Instruction
From the listing below, pull each line that includes "JSON".

-----

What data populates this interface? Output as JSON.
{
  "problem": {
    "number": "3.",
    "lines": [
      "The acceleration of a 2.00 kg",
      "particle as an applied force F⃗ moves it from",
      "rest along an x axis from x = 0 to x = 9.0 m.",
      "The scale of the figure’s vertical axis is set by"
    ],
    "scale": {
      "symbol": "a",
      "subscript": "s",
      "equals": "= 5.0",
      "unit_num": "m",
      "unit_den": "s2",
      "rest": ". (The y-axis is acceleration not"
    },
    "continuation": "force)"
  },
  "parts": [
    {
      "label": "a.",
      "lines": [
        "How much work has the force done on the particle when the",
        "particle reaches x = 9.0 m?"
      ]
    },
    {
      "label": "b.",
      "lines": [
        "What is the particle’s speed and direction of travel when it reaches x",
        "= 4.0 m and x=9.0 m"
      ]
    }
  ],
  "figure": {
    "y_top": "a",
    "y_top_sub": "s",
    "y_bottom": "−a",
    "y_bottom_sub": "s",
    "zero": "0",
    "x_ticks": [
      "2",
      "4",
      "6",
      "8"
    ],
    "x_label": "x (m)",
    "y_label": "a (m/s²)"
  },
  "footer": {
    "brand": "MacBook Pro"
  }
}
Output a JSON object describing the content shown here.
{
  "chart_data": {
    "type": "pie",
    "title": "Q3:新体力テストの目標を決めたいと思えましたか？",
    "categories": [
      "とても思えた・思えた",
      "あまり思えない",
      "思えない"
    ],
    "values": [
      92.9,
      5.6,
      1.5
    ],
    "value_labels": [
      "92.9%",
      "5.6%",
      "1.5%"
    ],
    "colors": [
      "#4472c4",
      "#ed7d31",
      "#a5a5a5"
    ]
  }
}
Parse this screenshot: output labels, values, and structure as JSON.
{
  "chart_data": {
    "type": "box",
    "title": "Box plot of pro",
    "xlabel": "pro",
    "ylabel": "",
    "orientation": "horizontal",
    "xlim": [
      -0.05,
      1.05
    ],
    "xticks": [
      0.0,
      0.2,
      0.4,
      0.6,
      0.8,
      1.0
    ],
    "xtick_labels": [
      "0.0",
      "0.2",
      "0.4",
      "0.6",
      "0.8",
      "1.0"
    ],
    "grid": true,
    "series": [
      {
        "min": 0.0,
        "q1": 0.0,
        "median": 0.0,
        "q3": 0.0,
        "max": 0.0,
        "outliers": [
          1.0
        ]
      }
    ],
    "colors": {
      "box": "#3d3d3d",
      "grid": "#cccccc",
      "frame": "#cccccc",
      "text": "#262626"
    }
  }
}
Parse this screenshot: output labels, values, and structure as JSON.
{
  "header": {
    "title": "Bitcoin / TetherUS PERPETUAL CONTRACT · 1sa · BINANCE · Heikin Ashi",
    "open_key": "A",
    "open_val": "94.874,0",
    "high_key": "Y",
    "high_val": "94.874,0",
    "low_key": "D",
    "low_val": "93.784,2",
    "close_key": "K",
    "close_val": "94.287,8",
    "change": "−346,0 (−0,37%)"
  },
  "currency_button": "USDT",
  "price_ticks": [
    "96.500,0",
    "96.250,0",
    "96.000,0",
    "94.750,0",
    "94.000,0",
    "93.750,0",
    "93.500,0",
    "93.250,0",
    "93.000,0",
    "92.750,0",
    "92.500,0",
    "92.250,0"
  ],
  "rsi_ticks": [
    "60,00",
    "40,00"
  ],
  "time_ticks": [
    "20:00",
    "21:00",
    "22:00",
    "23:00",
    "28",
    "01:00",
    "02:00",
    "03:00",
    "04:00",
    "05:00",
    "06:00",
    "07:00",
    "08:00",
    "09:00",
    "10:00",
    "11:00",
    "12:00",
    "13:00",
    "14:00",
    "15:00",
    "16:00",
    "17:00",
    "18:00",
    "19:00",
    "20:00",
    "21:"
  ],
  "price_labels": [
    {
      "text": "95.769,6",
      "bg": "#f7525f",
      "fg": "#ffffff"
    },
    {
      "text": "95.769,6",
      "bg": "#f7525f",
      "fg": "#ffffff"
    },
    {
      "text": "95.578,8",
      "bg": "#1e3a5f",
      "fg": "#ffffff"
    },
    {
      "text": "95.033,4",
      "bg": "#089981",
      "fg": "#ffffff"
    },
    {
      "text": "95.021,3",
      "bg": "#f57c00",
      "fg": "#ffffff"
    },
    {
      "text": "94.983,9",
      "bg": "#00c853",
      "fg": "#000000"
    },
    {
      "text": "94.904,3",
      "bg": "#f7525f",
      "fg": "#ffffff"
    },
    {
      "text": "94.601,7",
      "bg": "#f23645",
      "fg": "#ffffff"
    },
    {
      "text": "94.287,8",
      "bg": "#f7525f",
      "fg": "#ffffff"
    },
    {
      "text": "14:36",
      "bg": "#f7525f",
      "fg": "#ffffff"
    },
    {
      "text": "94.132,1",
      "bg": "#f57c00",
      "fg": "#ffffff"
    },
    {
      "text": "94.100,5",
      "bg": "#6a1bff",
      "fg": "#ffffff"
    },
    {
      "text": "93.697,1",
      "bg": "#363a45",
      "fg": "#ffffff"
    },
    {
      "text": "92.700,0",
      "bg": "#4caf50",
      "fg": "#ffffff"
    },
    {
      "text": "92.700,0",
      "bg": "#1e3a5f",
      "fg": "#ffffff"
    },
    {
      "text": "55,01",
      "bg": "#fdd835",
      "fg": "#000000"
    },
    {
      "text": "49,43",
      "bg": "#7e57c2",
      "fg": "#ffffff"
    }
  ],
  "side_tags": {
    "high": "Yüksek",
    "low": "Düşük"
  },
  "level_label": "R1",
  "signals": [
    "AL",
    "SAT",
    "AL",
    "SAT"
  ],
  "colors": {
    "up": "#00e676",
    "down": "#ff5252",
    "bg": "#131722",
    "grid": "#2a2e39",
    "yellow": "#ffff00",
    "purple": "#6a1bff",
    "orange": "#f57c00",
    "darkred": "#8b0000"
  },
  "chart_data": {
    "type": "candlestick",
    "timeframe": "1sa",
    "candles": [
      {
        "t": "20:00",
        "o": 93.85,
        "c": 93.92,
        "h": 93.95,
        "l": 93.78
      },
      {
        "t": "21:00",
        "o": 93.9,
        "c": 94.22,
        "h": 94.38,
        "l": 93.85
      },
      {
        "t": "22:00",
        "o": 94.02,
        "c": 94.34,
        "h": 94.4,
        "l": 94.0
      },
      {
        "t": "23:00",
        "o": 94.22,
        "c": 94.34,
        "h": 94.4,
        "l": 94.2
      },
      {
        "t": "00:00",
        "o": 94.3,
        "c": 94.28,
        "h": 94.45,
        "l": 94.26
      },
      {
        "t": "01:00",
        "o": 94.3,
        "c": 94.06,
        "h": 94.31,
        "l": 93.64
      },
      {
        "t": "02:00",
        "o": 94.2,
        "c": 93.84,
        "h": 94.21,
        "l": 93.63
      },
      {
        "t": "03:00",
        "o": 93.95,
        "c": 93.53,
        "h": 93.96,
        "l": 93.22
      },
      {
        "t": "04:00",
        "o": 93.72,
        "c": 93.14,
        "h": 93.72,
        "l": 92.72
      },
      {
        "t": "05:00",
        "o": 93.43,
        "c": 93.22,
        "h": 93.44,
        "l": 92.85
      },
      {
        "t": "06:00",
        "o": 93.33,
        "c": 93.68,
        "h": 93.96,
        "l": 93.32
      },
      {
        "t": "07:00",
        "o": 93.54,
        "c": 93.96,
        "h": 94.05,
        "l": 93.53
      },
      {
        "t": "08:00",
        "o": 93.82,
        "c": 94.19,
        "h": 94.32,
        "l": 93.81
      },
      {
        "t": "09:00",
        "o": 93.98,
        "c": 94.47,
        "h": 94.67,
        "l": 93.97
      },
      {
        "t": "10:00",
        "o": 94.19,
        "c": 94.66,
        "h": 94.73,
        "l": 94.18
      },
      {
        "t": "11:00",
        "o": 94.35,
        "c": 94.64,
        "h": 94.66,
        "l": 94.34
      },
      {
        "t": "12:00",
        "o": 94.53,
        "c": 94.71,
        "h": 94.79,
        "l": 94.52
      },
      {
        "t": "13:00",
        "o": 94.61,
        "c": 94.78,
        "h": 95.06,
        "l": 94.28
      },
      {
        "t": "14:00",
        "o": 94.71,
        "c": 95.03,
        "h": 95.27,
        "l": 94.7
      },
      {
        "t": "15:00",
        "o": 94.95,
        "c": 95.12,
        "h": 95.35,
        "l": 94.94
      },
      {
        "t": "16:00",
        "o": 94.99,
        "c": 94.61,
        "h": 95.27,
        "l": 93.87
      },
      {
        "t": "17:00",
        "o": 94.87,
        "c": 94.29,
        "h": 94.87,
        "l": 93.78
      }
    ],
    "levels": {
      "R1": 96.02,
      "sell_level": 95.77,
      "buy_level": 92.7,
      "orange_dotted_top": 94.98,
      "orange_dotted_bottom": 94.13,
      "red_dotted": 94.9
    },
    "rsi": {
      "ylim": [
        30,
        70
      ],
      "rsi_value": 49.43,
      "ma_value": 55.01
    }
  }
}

-----

Task answer
What data populates this interface? Output as JSON.
Output a JSON object describing the content shown here.
Parse this screenshot: output labels, values, and structure as JSON.
Parse this screenshot: output labels, values, and structure as JSON.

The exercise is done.